Short task: Report how many lines of the material below contain the string "SELECT", where letter case must match. Give only the number.

Entries:
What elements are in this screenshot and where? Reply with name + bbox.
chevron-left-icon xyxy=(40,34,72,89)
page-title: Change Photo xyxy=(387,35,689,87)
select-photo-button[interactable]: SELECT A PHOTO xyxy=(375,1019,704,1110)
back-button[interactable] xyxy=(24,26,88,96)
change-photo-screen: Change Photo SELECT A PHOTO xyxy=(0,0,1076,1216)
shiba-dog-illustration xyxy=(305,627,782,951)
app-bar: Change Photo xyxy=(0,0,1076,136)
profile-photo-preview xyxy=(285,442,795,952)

Exercise solution: 2